(Collection entries)

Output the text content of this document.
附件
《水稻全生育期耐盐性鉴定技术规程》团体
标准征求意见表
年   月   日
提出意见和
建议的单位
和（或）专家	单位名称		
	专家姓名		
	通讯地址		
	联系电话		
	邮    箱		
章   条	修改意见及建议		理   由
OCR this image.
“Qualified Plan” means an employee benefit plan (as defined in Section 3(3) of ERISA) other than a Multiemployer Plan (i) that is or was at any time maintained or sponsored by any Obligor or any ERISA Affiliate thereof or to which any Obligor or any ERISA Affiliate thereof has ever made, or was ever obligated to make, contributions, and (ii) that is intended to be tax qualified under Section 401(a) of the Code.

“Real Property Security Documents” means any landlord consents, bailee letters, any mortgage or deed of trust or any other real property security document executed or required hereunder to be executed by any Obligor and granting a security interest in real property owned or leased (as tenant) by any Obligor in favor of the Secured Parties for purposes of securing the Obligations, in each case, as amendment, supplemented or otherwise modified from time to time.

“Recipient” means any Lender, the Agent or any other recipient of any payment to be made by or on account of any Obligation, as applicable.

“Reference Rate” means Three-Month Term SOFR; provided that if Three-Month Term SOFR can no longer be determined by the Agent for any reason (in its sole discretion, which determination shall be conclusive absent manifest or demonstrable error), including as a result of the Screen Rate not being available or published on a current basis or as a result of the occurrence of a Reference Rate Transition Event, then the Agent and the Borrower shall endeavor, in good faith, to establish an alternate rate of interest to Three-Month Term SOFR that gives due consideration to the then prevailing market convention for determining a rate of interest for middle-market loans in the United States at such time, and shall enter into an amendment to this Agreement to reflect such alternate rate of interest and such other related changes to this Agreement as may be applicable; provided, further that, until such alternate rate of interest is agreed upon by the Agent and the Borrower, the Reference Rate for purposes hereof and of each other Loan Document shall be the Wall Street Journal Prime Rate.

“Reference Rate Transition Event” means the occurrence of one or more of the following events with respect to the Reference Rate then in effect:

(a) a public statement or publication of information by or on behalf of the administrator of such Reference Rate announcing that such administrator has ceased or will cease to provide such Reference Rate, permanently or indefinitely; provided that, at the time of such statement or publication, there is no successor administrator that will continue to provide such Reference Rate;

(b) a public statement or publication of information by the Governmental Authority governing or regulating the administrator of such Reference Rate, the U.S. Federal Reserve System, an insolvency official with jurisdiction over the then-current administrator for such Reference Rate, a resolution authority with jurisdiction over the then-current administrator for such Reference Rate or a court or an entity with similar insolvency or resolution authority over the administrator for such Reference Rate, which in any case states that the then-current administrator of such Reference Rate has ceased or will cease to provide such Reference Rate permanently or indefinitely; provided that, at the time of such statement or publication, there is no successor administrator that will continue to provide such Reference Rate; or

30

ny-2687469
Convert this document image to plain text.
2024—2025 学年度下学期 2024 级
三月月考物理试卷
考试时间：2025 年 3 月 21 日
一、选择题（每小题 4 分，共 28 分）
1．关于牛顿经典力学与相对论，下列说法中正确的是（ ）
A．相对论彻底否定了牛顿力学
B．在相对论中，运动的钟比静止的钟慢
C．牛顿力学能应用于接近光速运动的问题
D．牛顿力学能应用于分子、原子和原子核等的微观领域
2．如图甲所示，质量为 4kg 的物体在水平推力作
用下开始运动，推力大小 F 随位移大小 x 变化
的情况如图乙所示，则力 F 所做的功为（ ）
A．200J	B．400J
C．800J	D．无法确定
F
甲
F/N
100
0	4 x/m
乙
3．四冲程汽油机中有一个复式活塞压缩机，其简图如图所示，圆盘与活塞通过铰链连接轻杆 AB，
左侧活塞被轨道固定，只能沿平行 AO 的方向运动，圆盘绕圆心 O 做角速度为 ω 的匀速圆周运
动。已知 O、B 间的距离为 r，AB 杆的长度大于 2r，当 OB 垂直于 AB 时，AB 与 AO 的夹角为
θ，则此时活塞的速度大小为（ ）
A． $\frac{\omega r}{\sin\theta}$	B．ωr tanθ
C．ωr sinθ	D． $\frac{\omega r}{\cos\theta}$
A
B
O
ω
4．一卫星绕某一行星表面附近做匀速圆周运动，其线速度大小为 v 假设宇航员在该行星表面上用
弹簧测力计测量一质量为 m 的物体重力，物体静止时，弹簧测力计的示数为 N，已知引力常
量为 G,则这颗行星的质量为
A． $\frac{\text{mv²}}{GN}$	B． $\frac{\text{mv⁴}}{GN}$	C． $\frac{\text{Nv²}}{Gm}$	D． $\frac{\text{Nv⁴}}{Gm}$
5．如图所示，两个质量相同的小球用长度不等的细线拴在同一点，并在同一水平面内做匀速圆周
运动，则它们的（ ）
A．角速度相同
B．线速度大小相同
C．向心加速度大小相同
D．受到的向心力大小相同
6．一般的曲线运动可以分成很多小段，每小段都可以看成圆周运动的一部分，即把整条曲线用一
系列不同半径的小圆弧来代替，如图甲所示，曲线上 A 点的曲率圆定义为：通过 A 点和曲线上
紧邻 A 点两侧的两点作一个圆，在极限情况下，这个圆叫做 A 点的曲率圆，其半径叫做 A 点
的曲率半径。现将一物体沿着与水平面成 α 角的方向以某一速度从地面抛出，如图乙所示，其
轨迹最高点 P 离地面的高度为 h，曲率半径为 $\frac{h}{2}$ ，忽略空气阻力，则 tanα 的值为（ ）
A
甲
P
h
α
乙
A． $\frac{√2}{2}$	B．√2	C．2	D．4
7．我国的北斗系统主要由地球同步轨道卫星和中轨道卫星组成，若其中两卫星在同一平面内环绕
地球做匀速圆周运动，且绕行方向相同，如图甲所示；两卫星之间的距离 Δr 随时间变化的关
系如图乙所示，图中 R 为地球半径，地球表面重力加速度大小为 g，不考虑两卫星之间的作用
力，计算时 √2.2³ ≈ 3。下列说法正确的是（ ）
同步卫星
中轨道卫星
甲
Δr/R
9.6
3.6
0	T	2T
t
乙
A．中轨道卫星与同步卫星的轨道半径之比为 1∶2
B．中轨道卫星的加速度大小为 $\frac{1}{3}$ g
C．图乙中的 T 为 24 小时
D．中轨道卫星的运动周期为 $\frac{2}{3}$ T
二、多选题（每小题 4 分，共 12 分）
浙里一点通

**Given task:** Restate each record exactly as written.

**Result for this task:**
Output the text content of this document.
附件
《水稻全生育期耐盐性鉴定技术规程》团体
标准征求意见表
年   月   日
提出意见和
建议的单位
和（或）专家	单位名称		
	专家姓名		
	通讯地址		
	联系电话		
	邮    箱		
章   条	修改意见及建议		理   由
OCR this image.
“Qualified Plan” means an employee benefit plan (as defined in Section 3(3) of ERISA) other than a Multiemployer Plan (i) that is or was at any time maintained or sponsored by any Obligor or any ERISA Affiliate thereof or to which any Obligor or any ERISA Affiliate thereof has ever made, or was ever obligated to make, contributions, and (ii) that is intended to be tax qualified under Section 401(a) of the Code.

“Real Property Security Documents” means any landlord consents, bailee letters, any mortgage or deed of trust or any other real property security document executed or required hereunder to be executed by any Obligor and granting a security interest in real property owned or leased (as tenant) by any Obligor in favor of the Secured Parties for purposes of securing the Obligations, in each case, as amendment, supplemented or otherwise modified from time to time.

“Recipient” means any Lender, the Agent or any other recipient of any payment to be made by or on account of any Obligation, as applicable.

“Reference Rate” means Three-Month Term SOFR; provided that if Three-Month Term SOFR can no longer be determined by the Agent for any reason (in its sole discretion, which determination shall be conclusive absent manifest or demonstrable error), including as a result of the Screen Rate not being available or published on a current basis or as a result of the occurrence of a Reference Rate Transition Event, then the Agent and the Borrower shall endeavor, in good faith, to establish an alternate rate of interest to Three-Month Term SOFR that gives due consideration to the then prevailing market convention for determining a rate of interest for middle-market loans in the United States at such time, and shall enter into an amendment to this Agreement to reflect such alternate rate of interest and such other related changes to this Agreement as may be applicable; provided, further that, until such alternate rate of interest is agreed upon by the Agent and the Borrower, the Reference Rate for purposes hereof and of each other Loan Document shall be the Wall Street Journal Prime Rate.

“Reference Rate Transition Event” means the occurrence of one or more of the following events with respect to the Reference Rate then in effect:

(a) a public statement or publication of information by or on behalf of the administrator of such Reference Rate announcing that such administrator has ceased or will cease to provide such Reference Rate, permanently or indefinitely; provided that, at the time of such statement or publication, there is no successor administrator that will continue to provide such Reference Rate;

(b) a public statement or publication of information by the Governmental Authority governing or regulating the administrator of such Reference Rate, the U.S. Federal Reserve System, an insolvency official with jurisdiction over the then-current administrator for such Reference Rate, a resolution authority with jurisdiction over the then-current administrator for such Reference Rate or a court or an entity with similar insolvency or resolution authority over the administrator for such Reference Rate, which in any case states that the then-current administrator of such Reference Rate has ceased or will cease to provide such Reference Rate permanently or indefinitely; provided that, at the time of such statement or publication, there is no successor administrator that will continue to provide such Reference Rate; or

30

ny-2687469
Convert this document image to plain text.
2024—2025 学年度下学期 2024 级
三月月考物理试卷
考试时间：2025 年 3 月 21 日
一、选择题（每小题 4 分，共 28 分）
1．关于牛顿经典力学与相对论，下列说法中正确的是（ ）
A．相对论彻底否定了牛顿力学
B．在相对论中，运动的钟比静止的钟慢
C．牛顿力学能应用于接近光速运动的问题
D．牛顿力学能应用于分子、原子和原子核等的微观领域
2．如图甲所示，质量为 4kg 的物体在水平推力作
用下开始运动，推力大小 F 随位移大小 x 变化
的情况如图乙所示，则力 F 所做的功为（ ）
A．200J	B．400J
C．800J	D．无法确定
F
甲
F/N
100
0	4 x/m
乙
3．四冲程汽油机中有一个复式活塞压缩机，其简图如图所示，圆盘与活塞通过铰链连接轻杆 AB，
左侧活塞被轨道固定，只能沿平行 AO 的方向运动，圆盘绕圆心 O 做角速度为 ω 的匀速圆周运
动。已知 O、B 间的距离为 r，AB 杆的长度大于 2r，当 OB 垂直于 AB 时，AB 与 AO 的夹角为
θ，则此时活塞的速度大小为（ ）
A． $\frac{\omega r}{\sin\theta}$	B．ωr tanθ
C．ωr sinθ	D． $\frac{\omega r}{\cos\theta}$
A
B
O
ω
4．一卫星绕某一行星表面附近做匀速圆周运动，其线速度大小为 v 假设宇航员在该行星表面上用
弹簧测力计测量一质量为 m 的物体重力，物体静止时，弹簧测力计的示数为 N，已知引力常
量为 G,则这颗行星的质量为
A． $\frac{\text{mv²}}{GN}$	B． $\frac{\text{mv⁴}}{GN}$	C． $\frac{\text{Nv²}}{Gm}$	D． $\frac{\text{Nv⁴}}{Gm}$
5．如图所示，两个质量相同的小球用长度不等的细线拴在同一点，并在同一水平面内做匀速圆周
运动，则它们的（ ）
A．角速度相同
B．线速度大小相同
C．向心加速度大小相同
D．受到的向心力大小相同
6．一般的曲线运动可以分成很多小段，每小段都可以看成圆周运动的一部分，即把整条曲线用一
系列不同半径的小圆弧来代替，如图甲所示，曲线上 A 点的曲率圆定义为：通过 A 点和曲线上
紧邻 A 点两侧的两点作一个圆，在极限情况下，这个圆叫做 A 点的曲率圆，其半径叫做 A 点
的曲率半径。现将一物体沿着与水平面成 α 角的方向以某一速度从地面抛出，如图乙所示，其
轨迹最高点 P 离地面的高度为 h，曲率半径为 $\frac{h}{2}$ ，忽略空气阻力，则 tanα 的值为（ ）
A
甲
P
h
α
乙
A． $\frac{√2}{2}$	B．√2	C．2	D．4
7．我国的北斗系统主要由地球同步轨道卫星和中轨道卫星组成，若其中两卫星在同一平面内环绕
地球做匀速圆周运动，且绕行方向相同，如图甲所示；两卫星之间的距离 Δr 随时间变化的关
系如图乙所示，图中 R 为地球半径，地球表面重力加速度大小为 g，不考虑两卫星之间的作用
力，计算时 √2.2³ ≈ 3。下列说法正确的是（ ）
同步卫星
中轨道卫星
甲
Δr/R
9.6
3.6
0	T	2T
t
乙
A．中轨道卫星与同步卫星的轨道半径之比为 1∶2
B．中轨道卫星的加速度大小为 $\frac{1}{3}$ g
C．图乙中的 T 为 24 小时
D．中轨道卫星的运动周期为 $\frac{2}{3}$ T
二、多选题（每小题 4 分，共 12 分）
浙里一点通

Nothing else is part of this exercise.